## Exercise prompt
Repeat the records below verbatim, from their first line through the line containing "bar (255, 73, 680, 116)", both included.

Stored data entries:
★ ★ ★

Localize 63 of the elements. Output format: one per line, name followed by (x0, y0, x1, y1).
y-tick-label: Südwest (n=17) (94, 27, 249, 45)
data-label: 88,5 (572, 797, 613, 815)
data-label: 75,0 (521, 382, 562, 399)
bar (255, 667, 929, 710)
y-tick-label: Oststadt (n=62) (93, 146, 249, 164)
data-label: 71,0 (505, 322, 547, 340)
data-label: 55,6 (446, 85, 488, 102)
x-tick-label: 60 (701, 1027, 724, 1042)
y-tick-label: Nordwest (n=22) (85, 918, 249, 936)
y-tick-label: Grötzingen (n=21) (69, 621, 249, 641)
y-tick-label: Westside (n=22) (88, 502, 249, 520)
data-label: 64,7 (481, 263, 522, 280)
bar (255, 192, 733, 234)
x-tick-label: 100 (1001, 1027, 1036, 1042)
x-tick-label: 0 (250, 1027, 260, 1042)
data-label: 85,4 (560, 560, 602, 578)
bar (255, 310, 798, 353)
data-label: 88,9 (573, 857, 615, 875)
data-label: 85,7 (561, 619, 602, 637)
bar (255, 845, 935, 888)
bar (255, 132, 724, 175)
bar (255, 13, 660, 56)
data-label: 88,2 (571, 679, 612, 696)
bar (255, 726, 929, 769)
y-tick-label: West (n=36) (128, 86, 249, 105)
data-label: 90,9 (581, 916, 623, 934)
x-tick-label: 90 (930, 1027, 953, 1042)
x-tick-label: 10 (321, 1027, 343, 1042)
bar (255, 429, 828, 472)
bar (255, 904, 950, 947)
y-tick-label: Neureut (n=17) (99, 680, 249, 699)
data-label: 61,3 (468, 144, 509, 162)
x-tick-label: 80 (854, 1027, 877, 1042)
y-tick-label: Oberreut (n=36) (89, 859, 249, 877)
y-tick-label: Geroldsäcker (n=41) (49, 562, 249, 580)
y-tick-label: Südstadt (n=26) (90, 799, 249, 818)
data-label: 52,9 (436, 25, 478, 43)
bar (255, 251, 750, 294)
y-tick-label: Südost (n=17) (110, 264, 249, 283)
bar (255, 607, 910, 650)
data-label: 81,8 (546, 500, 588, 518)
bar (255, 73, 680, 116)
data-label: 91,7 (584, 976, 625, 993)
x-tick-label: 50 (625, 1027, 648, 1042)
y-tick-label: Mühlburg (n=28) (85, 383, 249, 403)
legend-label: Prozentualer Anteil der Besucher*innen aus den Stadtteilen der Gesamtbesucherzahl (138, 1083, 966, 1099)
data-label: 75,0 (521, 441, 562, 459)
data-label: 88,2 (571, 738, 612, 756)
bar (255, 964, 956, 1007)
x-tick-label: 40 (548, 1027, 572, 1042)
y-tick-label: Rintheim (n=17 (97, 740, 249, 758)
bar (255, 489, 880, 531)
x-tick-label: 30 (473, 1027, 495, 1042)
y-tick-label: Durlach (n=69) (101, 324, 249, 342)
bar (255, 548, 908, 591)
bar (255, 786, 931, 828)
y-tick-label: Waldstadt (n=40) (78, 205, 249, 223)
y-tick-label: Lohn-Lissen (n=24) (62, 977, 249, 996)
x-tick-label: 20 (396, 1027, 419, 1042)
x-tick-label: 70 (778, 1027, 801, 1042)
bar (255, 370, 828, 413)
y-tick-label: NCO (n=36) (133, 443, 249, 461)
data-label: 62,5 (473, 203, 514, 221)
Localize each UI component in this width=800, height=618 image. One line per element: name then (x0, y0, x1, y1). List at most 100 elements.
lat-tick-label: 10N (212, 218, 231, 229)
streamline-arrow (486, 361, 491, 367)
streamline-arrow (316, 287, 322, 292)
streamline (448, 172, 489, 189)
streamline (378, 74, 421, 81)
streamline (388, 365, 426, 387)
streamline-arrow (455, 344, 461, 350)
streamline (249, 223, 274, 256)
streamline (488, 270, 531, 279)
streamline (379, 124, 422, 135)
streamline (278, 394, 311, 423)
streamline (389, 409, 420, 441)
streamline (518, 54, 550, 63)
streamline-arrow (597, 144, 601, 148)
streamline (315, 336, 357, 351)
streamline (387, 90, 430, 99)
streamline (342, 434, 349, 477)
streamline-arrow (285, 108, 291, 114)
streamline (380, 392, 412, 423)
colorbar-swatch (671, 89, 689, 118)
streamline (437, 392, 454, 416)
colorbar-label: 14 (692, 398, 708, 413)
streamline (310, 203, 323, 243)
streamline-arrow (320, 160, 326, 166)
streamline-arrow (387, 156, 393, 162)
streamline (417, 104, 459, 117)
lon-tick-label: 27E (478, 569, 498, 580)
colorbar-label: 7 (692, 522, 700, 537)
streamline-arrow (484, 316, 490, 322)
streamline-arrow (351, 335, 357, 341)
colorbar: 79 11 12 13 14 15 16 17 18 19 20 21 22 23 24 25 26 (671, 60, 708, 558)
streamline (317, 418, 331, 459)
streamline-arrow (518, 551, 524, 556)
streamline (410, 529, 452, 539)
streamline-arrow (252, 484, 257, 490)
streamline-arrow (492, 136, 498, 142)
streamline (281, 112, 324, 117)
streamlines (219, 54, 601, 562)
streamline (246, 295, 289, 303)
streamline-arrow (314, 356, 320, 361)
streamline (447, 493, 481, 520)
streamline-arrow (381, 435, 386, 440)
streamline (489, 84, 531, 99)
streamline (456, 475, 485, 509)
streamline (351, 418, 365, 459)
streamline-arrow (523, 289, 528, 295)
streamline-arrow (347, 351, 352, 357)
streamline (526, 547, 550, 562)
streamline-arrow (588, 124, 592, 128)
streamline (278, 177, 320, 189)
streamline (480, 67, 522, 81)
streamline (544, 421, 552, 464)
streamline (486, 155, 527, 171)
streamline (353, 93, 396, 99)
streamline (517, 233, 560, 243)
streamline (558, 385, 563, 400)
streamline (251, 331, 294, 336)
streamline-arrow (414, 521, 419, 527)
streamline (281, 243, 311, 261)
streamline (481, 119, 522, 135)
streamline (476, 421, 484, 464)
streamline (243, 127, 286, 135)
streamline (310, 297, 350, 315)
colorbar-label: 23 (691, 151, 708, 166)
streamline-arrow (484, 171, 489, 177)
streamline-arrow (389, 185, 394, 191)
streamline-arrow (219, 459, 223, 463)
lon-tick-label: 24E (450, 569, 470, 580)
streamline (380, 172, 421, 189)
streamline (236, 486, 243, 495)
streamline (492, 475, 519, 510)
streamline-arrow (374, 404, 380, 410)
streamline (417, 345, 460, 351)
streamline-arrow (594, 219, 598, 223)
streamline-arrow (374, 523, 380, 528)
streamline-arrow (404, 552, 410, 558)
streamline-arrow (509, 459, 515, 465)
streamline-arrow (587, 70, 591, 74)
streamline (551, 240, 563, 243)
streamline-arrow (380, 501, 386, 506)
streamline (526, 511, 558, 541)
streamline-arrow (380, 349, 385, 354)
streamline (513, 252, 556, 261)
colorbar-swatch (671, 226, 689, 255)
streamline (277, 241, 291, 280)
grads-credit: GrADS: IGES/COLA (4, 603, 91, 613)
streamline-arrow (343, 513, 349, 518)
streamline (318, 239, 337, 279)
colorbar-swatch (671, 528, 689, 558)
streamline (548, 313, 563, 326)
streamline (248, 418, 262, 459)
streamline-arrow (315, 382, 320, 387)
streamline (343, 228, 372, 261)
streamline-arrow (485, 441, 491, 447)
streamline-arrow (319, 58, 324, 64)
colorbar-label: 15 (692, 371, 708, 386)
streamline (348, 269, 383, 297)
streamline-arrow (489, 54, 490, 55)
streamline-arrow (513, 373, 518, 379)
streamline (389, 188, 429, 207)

★ ★ ★

## Output for this task
Localize 63 of the elements. Output format: one per line, name followed by (x0, y0, x1, y1).
y-tick-label: Südwest (n=17) (94, 27, 249, 45)
data-label: 88,5 (572, 797, 613, 815)
data-label: 75,0 (521, 382, 562, 399)
bar (255, 667, 929, 710)
y-tick-label: Oststadt (n=62) (93, 146, 249, 164)
data-label: 71,0 (505, 322, 547, 340)
data-label: 55,6 (446, 85, 488, 102)
x-tick-label: 60 (701, 1027, 724, 1042)
y-tick-label: Nordwest (n=22) (85, 918, 249, 936)
y-tick-label: Grötzingen (n=21) (69, 621, 249, 641)
y-tick-label: Westside (n=22) (88, 502, 249, 520)
data-label: 64,7 (481, 263, 522, 280)
bar (255, 192, 733, 234)
x-tick-label: 100 (1001, 1027, 1036, 1042)
x-tick-label: 0 (250, 1027, 260, 1042)
data-label: 85,4 (560, 560, 602, 578)
bar (255, 310, 798, 353)
data-label: 88,9 (573, 857, 615, 875)
data-label: 85,7 (561, 619, 602, 637)
bar (255, 845, 935, 888)
bar (255, 132, 724, 175)
bar (255, 13, 660, 56)
data-label: 88,2 (571, 679, 612, 696)
bar (255, 726, 929, 769)
y-tick-label: West (n=36) (128, 86, 249, 105)
data-label: 90,9 (581, 916, 623, 934)
x-tick-label: 90 (930, 1027, 953, 1042)
x-tick-label: 10 (321, 1027, 343, 1042)
bar (255, 429, 828, 472)
bar (255, 904, 950, 947)
y-tick-label: Neureut (n=17) (99, 680, 249, 699)
data-label: 61,3 (468, 144, 509, 162)
x-tick-label: 80 (854, 1027, 877, 1042)
y-tick-label: Oberreut (n=36) (89, 859, 249, 877)
y-tick-label: Geroldsäcker (n=41) (49, 562, 249, 580)
y-tick-label: Südstadt (n=26) (90, 799, 249, 818)
data-label: 52,9 (436, 25, 478, 43)
bar (255, 251, 750, 294)
y-tick-label: Südost (n=17) (110, 264, 249, 283)
bar (255, 607, 910, 650)
data-label: 81,8 (546, 500, 588, 518)
bar (255, 73, 680, 116)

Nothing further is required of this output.